[Items from a data source]
◆ ◆ ◆ ◆
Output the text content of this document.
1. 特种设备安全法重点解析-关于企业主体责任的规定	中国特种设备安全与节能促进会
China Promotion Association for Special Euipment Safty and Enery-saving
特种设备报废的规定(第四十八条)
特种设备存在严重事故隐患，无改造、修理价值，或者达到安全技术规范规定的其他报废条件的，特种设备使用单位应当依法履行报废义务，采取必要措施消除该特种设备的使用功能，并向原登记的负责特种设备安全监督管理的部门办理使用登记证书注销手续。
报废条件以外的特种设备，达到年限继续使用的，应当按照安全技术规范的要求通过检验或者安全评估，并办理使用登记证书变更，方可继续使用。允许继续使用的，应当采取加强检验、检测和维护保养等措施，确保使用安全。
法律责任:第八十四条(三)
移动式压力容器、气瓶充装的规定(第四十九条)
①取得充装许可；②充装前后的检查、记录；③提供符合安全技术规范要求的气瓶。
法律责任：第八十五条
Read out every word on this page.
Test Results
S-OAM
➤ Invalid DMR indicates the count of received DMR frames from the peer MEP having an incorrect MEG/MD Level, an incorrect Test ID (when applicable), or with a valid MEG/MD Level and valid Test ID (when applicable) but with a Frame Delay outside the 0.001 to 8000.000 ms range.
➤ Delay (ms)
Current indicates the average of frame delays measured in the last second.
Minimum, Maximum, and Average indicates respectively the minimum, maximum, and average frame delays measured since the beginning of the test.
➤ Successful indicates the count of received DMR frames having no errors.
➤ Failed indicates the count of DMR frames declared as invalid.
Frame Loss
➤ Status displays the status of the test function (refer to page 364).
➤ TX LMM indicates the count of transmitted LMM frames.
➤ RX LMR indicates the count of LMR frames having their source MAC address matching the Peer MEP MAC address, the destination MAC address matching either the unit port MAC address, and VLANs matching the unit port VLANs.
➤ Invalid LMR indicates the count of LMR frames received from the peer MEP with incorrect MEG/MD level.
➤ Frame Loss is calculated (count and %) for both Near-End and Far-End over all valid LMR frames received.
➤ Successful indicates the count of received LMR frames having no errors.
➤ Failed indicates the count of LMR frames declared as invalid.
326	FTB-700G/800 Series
◆ ◆ ◆ ◆
▶ [SHORT EXERCISE]
Set down all of the records shown above once more, exactly.

▶ [EXERCISE SOLUTION]
Output the text content of this document.
1. 特种设备安全法重点解析-关于企业主体责任的规定	中国特种设备安全与节能促进会
China Promotion Association for Special Euipment Safty and Enery-saving
特种设备报废的规定(第四十八条)
特种设备存在严重事故隐患，无改造、修理价值，或者达到安全技术规范规定的其他报废条件的，特种设备使用单位应当依法履行报废义务，采取必要措施消除该特种设备的使用功能，并向原登记的负责特种设备安全监督管理的部门办理使用登记证书注销手续。
报废条件以外的特种设备，达到年限继续使用的，应当按照安全技术规范的要求通过检验或者安全评估，并办理使用登记证书变更，方可继续使用。允许继续使用的，应当采取加强检验、检测和维护保养等措施，确保使用安全。
法律责任:第八十四条(三)
移动式压力容器、气瓶充装的规定(第四十九条)
①取得充装许可；②充装前后的检查、记录；③提供符合安全技术规范要求的气瓶。
法律责任：第八十五条
Read out every word on this page.
Test Results
S-OAM
➤ Invalid DMR indicates the count of received DMR frames from the peer MEP having an incorrect MEG/MD Level, an incorrect Test ID (when applicable), or with a valid MEG/MD Level and valid Test ID (when applicable) but with a Frame Delay outside the 0.001 to 8000.000 ms range.
➤ Delay (ms)
Current indicates the average of frame delays measured in the last second.
Minimum, Maximum, and Average indicates respectively the minimum, maximum, and average frame delays measured since the beginning of the test.
➤ Successful indicates the count of received DMR frames having no errors.
➤ Failed indicates the count of DMR frames declared as invalid.
Frame Loss
➤ Status displays the status of the test function (refer to page 364).
➤ TX LMM indicates the count of transmitted LMM frames.
➤ RX LMR indicates the count of LMR frames having their source MAC address matching the Peer MEP MAC address, the destination MAC address matching either the unit port MAC address, and VLANs matching the unit port VLANs.
➤ Invalid LMR indicates the count of LMR frames received from the peer MEP with incorrect MEG/MD level.
➤ Frame Loss is calculated (count and %) for both Near-End and Far-End over all valid LMR frames received.
➤ Successful indicates the count of received LMR frames having no errors.
➤ Failed indicates the count of LMR frames declared as invalid.
326	FTB-700G/800 Series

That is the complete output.